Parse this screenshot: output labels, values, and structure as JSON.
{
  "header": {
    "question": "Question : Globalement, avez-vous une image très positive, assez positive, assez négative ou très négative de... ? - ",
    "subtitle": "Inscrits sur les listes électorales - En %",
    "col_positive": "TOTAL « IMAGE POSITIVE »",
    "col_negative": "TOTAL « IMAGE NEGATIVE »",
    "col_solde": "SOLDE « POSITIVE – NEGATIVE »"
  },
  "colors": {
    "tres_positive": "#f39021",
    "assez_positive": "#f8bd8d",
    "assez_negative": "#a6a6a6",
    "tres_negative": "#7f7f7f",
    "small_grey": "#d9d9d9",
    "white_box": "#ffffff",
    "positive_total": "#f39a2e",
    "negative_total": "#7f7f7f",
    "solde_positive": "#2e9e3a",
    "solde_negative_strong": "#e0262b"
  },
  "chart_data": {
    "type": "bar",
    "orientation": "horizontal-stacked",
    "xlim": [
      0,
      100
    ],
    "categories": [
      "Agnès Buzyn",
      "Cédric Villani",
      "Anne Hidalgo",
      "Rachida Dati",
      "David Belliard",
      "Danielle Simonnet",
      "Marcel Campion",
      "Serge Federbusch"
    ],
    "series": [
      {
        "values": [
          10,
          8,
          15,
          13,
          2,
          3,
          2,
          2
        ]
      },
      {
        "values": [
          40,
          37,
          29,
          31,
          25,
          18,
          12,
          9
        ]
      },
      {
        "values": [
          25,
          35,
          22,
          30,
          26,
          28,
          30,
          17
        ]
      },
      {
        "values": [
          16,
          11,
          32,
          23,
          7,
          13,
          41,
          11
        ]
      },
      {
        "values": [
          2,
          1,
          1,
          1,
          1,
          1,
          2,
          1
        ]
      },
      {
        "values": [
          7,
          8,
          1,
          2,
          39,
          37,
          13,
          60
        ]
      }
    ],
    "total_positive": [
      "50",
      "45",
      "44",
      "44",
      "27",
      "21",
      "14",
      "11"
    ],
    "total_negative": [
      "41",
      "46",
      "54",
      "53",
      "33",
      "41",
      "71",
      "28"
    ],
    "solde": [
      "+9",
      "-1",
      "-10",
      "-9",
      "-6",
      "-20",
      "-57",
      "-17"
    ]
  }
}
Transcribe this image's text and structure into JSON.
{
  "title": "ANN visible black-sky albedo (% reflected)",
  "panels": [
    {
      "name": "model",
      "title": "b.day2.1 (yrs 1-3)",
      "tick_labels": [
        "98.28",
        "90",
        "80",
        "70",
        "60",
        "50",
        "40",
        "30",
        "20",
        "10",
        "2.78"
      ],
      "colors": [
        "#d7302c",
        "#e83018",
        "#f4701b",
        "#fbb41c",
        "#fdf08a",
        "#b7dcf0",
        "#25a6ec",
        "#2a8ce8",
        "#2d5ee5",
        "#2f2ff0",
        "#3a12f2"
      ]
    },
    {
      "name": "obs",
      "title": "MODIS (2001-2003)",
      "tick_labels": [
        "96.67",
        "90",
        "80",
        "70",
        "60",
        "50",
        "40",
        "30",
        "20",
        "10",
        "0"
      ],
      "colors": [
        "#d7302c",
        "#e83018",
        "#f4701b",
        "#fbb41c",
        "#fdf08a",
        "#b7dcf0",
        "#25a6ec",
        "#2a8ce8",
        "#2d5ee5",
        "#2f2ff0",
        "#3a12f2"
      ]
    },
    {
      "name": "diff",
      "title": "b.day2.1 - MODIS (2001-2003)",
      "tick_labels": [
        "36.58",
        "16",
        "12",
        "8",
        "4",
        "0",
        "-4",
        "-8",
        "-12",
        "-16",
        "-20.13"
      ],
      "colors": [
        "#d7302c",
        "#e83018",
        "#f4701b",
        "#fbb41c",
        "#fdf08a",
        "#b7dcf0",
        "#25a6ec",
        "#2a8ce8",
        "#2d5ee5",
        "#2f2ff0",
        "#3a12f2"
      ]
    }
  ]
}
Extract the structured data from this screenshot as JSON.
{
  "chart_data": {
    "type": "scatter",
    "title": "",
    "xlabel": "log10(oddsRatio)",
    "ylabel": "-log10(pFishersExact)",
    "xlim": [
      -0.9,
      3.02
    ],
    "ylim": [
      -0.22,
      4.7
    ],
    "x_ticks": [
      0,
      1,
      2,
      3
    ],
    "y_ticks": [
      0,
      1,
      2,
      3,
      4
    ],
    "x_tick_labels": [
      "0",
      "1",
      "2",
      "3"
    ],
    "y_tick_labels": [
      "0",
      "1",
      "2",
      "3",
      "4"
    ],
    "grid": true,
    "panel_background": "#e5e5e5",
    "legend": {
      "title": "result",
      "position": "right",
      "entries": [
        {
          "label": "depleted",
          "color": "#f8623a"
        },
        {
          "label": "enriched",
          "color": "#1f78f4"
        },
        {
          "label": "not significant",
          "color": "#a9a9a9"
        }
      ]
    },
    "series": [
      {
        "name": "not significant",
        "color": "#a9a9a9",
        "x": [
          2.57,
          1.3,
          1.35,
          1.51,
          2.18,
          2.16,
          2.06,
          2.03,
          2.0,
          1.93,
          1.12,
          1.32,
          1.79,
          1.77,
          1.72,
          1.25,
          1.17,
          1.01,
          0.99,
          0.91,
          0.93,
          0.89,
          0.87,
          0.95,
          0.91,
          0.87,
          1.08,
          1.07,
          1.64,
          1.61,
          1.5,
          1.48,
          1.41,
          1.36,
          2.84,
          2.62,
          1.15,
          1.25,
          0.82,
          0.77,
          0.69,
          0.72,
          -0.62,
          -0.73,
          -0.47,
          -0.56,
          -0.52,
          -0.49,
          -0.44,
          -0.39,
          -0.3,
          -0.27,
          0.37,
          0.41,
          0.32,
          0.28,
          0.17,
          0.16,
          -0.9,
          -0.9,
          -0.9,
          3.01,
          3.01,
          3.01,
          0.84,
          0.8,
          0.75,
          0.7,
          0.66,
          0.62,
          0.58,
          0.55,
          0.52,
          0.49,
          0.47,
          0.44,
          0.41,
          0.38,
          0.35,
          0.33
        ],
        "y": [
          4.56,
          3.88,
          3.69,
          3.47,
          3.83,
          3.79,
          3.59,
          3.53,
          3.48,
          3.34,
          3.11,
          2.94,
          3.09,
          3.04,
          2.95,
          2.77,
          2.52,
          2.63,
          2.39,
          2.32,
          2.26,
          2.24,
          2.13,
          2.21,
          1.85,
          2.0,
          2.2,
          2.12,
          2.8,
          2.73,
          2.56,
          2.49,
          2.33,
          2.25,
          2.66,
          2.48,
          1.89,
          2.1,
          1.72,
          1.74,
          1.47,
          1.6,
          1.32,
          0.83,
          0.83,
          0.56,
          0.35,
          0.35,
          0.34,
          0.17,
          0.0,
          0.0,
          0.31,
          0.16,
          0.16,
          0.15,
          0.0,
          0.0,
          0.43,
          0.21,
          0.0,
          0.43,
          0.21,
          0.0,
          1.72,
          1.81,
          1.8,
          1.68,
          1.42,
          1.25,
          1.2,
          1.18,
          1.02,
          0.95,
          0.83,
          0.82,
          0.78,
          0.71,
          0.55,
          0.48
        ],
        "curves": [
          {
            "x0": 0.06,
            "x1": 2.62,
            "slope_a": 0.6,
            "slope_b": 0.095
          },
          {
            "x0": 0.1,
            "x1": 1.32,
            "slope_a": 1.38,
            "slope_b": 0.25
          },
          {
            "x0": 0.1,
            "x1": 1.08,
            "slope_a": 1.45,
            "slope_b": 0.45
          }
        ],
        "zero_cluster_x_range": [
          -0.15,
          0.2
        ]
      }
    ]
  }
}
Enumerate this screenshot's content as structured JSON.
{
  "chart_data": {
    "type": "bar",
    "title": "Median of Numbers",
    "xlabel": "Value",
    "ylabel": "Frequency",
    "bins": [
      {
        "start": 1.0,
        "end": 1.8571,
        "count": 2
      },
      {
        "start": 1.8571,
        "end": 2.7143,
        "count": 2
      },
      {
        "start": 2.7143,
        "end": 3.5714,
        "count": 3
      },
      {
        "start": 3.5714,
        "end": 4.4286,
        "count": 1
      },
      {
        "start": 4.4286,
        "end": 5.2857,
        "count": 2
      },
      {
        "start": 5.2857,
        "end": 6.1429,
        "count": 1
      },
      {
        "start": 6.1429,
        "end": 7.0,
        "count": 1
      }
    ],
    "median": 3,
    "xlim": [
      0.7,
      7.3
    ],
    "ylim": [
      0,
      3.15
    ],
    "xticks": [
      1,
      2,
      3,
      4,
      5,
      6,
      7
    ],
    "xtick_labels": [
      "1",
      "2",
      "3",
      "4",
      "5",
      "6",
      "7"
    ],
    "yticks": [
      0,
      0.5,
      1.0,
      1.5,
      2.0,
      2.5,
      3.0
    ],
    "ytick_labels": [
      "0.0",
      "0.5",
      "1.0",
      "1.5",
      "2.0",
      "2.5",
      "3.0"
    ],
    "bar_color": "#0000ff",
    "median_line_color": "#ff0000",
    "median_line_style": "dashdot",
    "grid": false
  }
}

**WHAT IS NEEDED:** Each line of the material that holds the string "JSON" counts once; give the total alone.

**THE COMPLETED TASK:** 4